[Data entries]
START

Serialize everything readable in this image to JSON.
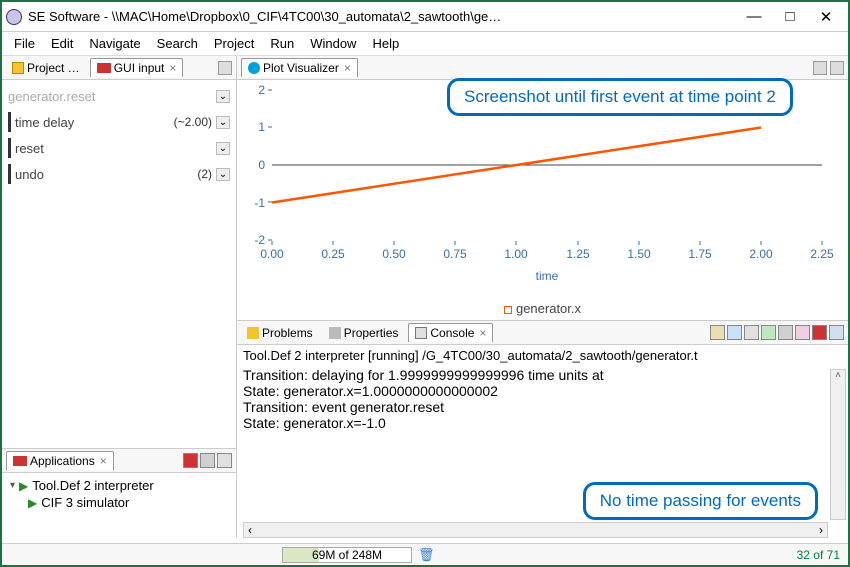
{
  "window": {
    "title": "SE Software - \\\\MAC\\Home\\Dropbox\\0_CIF\\4TC00\\30_automata\\2_sawtooth\\ge…"
  },
  "menu": [
    "File",
    "Edit",
    "Navigate",
    "Search",
    "Project",
    "Run",
    "Window",
    "Help"
  ],
  "left_tabs": {
    "project": "Project …",
    "gui": "GUI input"
  },
  "gui_rows": [
    {
      "label": "generator.reset",
      "val": "",
      "muted": true
    },
    {
      "label": "time delay",
      "val": "(~2.00)",
      "muted": false
    },
    {
      "label": "reset",
      "val": "",
      "muted": false
    },
    {
      "label": "undo",
      "val": "(2)",
      "muted": false
    }
  ],
  "apps": {
    "title": "Applications",
    "items": [
      "Tool.Def 2 interpreter",
      "CIF 3 simulator"
    ]
  },
  "plot": {
    "tab": "Plot Visualizer",
    "xlabel": "time",
    "legend_series": "generator.x",
    "annotation_top": "Screenshot until first event at time point 2",
    "annotation_bottom": "No time passing for events"
  },
  "chart_data": {
    "type": "line",
    "title": "",
    "xlabel": "time",
    "ylabel": "",
    "xlim": [
      0.0,
      2.25
    ],
    "ylim": [
      -2,
      2
    ],
    "x_ticks": [
      0.0,
      0.25,
      0.5,
      0.75,
      1.0,
      1.25,
      1.5,
      1.75,
      2.0,
      2.25
    ],
    "y_ticks": [
      -2,
      -1,
      0,
      1,
      2
    ],
    "series": [
      {
        "name": "generator.x",
        "color": "#ff5500",
        "x": [
          0.0,
          2.0
        ],
        "y": [
          -1.0,
          1.0
        ]
      }
    ]
  },
  "bottom_tabs": {
    "problems": "Problems",
    "properties": "Properties",
    "console": "Console"
  },
  "console": {
    "header": "Tool.Def 2 interpreter [running] /G_4TC00/30_automata/2_sawtooth/generator.t",
    "lines": [
      "Transition: delaying for 1.9999999999999996 time units at",
      "State: generator.x=1.0000000000000002",
      "",
      "Transition: event generator.reset",
      "State: generator.x=-1.0"
    ]
  },
  "status": {
    "heap": "69M of 248M",
    "page": "32 of 71"
  }
}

END

■ **The problem**
Output the lines above in full and exactly as given, omitting any pictures.

■ **Complete output**
Serialize everything readable in this image to JSON.
{
  "window": {
    "title": "SE Software - \\\\MAC\\Home\\Dropbox\\0_CIF\\4TC00\\30_automata\\2_sawtooth\\ge…"
  },
  "menu": [
    "File",
    "Edit",
    "Navigate",
    "Search",
    "Project",
    "Run",
    "Window",
    "Help"
  ],
  "left_tabs": {
    "project": "Project …",
    "gui": "GUI input"
  },
  "gui_rows": [
    {
      "label": "generator.reset",
      "val": "",
      "muted": true
    },
    {
      "label": "time delay",
      "val": "(~2.00)",
      "muted": false
    },
    {
      "label": "reset",
      "val": "",
      "muted": false
    },
    {
      "label": "undo",
      "val": "(2)",
      "muted": false
    }
  ],
  "apps": {
    "title": "Applications",
    "items": [
      "Tool.Def 2 interpreter",
      "CIF 3 simulator"
    ]
  },
  "plot": {
    "tab": "Plot Visualizer",
    "xlabel": "time",
    "legend_series": "generator.x",
    "annotation_top": "Screenshot until first event at time point 2",
    "annotation_bottom": "No time passing for events"
  },
  "chart_data": {
    "type": "line",
    "title": "",
    "xlabel": "time",
    "ylabel": "",
    "xlim": [
      0.0,
      2.25
    ],
    "ylim": [
      -2,
      2
    ],
    "x_ticks": [
      0.0,
      0.25,
      0.5,
      0.75,
      1.0,
      1.25,
      1.5,
      1.75,
      2.0,
      2.25
    ],
    "y_ticks": [
      -2,
      -1,
      0,
      1,
      2
    ],
    "series": [
      {
        "name": "generator.x",
        "color": "#ff5500",
        "x": [
          0.0,
          2.0
        ],
        "y": [
          -1.0,
          1.0
        ]
      }
    ]
  },
  "bottom_tabs": {
    "problems": "Problems",
    "properties": "Properties",
    "console": "Console"
  },
  "console": {
    "header": "Tool.Def 2 interpreter [running] /G_4TC00/30_automata/2_sawtooth/generator.t",
    "lines": [
      "Transition: delaying for 1.9999999999999996 time units at",
      "State: generator.x=1.0000000000000002",
      "",
      "Transition: event generator.reset",
      "State: generator.x=-1.0"
    ]
  },
  "status": {
    "heap": "69M of 248M",
    "page": "32 of 71"
  }
}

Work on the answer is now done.